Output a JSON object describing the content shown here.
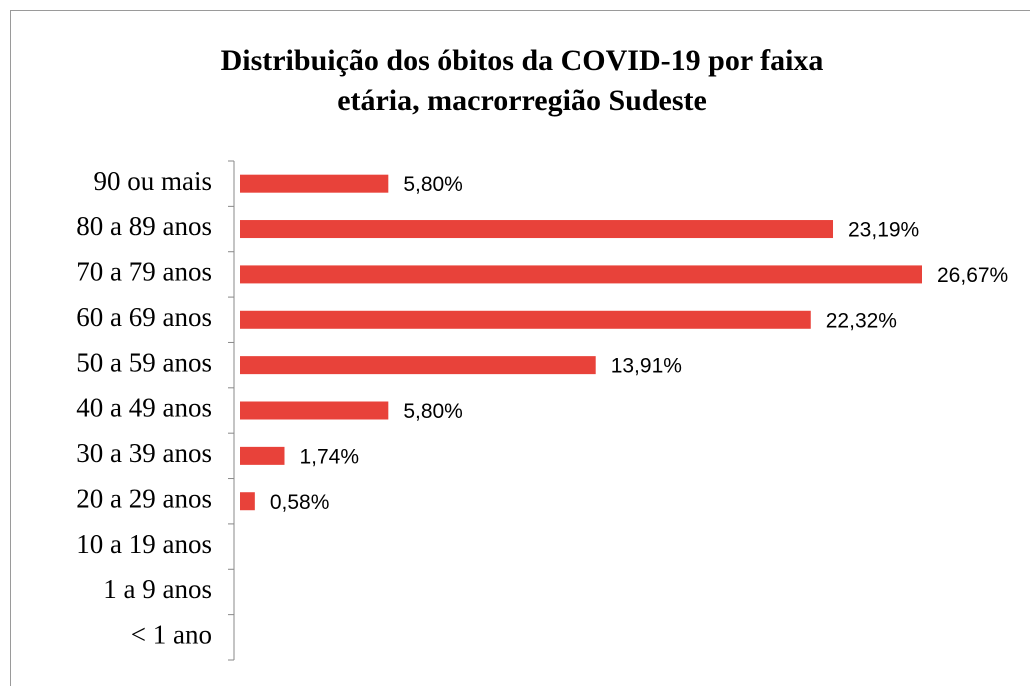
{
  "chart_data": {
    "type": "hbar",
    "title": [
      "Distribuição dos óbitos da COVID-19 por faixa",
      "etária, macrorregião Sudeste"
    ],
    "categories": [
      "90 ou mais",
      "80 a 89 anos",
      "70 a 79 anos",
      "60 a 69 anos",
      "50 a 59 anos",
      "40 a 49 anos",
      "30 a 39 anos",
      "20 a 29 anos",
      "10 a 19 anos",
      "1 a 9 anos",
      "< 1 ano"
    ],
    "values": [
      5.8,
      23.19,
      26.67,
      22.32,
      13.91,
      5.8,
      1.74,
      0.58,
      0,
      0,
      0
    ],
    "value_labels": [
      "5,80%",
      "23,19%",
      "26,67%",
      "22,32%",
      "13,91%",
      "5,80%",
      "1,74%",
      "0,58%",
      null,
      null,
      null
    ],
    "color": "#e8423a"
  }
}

::::::

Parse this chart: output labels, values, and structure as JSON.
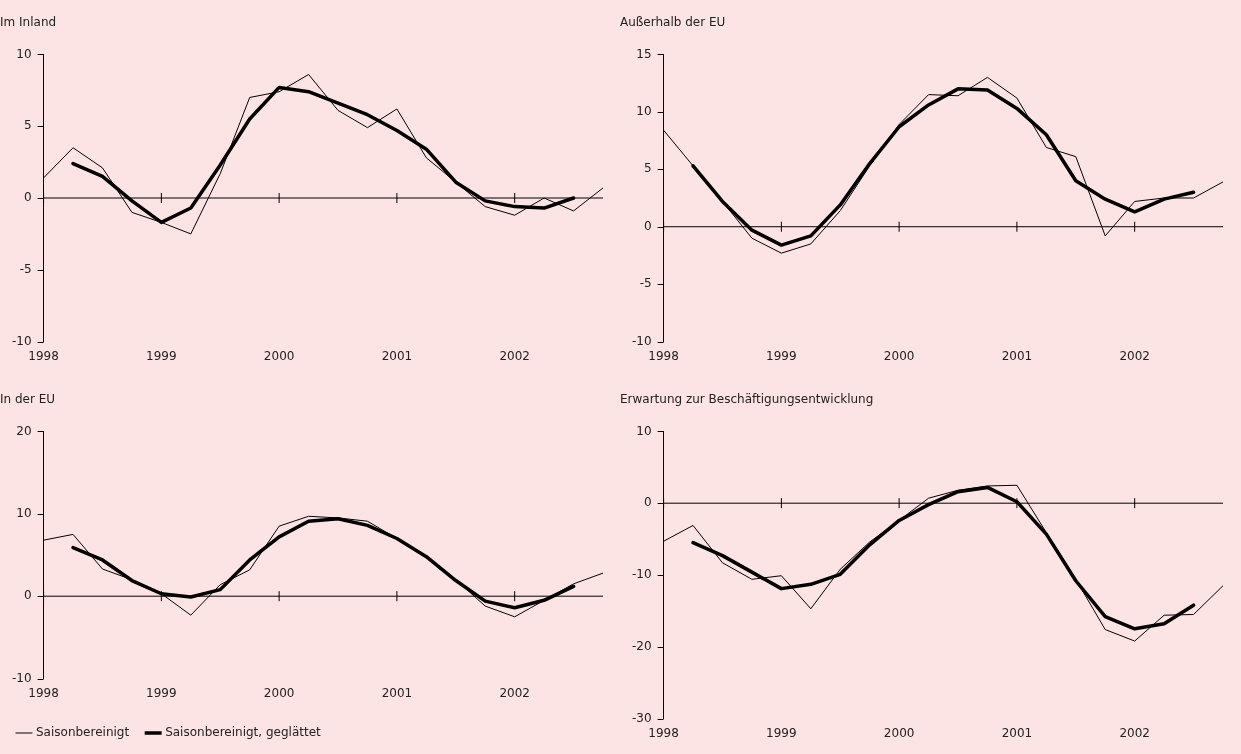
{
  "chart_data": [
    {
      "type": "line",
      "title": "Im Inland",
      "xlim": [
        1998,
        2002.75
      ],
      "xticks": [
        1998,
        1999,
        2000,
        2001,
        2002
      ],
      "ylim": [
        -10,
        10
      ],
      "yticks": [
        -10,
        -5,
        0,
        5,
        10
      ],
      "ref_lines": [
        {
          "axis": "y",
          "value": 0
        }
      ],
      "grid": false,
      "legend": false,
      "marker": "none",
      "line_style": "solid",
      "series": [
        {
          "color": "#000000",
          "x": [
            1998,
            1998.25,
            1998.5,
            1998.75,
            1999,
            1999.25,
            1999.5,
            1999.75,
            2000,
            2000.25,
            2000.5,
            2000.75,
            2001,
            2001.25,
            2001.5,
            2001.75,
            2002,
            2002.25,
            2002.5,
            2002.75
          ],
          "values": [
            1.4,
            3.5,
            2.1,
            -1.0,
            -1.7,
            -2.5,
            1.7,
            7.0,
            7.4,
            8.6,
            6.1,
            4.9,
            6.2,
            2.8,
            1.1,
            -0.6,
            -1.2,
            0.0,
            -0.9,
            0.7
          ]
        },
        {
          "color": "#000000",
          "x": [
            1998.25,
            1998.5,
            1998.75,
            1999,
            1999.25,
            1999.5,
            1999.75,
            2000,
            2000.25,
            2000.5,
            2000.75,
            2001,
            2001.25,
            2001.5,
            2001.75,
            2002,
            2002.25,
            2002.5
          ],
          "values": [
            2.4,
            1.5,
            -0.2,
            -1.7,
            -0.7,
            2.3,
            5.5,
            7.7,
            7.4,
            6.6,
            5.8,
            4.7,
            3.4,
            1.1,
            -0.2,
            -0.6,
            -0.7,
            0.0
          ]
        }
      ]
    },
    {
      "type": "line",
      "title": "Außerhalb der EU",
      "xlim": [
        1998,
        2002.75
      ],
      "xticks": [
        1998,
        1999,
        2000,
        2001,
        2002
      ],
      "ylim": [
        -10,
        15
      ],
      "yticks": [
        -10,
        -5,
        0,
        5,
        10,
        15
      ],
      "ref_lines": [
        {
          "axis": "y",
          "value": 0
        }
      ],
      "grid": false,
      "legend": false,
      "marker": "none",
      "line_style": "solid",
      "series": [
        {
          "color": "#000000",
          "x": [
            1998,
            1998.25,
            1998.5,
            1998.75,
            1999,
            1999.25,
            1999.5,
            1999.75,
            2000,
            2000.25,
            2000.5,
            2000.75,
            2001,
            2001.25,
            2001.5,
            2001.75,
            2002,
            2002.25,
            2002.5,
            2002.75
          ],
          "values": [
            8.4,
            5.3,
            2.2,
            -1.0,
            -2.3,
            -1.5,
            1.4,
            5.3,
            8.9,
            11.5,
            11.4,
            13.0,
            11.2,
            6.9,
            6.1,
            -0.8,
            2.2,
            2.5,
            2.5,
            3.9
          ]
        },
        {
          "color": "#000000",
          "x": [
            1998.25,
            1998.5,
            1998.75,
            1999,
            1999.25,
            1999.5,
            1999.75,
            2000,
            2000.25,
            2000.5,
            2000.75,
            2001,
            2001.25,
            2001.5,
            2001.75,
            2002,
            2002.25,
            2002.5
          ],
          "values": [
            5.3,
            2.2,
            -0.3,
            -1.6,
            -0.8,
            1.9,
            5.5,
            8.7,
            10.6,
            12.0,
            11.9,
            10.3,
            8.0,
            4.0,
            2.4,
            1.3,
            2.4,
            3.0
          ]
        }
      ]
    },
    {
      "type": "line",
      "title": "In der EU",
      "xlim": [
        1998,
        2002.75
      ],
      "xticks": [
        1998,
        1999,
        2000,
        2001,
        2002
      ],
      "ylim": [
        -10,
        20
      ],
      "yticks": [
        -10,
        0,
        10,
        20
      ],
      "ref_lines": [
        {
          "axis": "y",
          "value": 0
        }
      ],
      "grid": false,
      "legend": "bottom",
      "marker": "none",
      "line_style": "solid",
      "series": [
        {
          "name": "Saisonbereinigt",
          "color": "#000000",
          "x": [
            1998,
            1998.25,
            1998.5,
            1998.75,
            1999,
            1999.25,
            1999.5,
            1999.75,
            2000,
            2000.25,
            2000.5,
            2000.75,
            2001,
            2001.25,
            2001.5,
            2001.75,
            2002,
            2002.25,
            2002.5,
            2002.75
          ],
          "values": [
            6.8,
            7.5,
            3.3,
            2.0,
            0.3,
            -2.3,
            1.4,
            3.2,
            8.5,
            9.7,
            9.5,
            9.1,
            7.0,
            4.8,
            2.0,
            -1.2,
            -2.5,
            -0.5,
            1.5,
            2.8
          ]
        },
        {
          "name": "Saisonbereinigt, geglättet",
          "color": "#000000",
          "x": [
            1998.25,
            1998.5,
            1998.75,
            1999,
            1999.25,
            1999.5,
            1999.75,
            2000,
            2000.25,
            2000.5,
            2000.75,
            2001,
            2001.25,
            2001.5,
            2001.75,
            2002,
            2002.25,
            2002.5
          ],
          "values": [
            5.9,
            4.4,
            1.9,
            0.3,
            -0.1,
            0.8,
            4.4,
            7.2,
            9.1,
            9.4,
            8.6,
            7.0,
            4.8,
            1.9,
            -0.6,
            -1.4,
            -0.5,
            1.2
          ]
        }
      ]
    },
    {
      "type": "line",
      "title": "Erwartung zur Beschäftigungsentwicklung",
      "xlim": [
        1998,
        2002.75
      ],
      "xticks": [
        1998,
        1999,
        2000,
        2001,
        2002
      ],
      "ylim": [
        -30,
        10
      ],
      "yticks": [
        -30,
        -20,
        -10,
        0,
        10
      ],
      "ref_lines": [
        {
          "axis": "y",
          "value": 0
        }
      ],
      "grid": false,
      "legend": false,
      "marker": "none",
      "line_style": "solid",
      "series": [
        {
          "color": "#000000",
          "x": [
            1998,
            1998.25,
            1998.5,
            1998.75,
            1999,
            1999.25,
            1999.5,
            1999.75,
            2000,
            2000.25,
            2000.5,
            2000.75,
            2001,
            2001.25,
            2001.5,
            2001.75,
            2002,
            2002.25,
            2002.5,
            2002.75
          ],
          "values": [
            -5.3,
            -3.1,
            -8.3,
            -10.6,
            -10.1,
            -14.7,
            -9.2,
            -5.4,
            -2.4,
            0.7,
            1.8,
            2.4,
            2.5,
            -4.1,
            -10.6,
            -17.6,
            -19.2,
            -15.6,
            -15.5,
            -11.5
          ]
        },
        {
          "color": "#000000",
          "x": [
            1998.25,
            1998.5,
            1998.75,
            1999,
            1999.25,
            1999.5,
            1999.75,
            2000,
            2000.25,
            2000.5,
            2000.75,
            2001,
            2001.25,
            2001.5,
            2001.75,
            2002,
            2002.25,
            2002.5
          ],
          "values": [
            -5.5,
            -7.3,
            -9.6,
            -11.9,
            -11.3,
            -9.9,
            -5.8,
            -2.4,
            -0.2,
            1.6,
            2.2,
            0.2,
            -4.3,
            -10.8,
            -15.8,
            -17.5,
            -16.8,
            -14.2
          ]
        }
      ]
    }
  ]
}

::::::

#### PROBLEM TO WORK ON:
Find the lines containing "anos" and pull them out.

#### EXERCISE OUTPUT:
      "80 a 89 anos",
      "70 a 79 anos",
      "60 a 69 anos",
      "50 a 59 anos",
      "40 a 49 anos",
      "30 a 39 anos",
      "20 a 29 anos",
      "10 a 19 anos",
      "1 a 9 anos",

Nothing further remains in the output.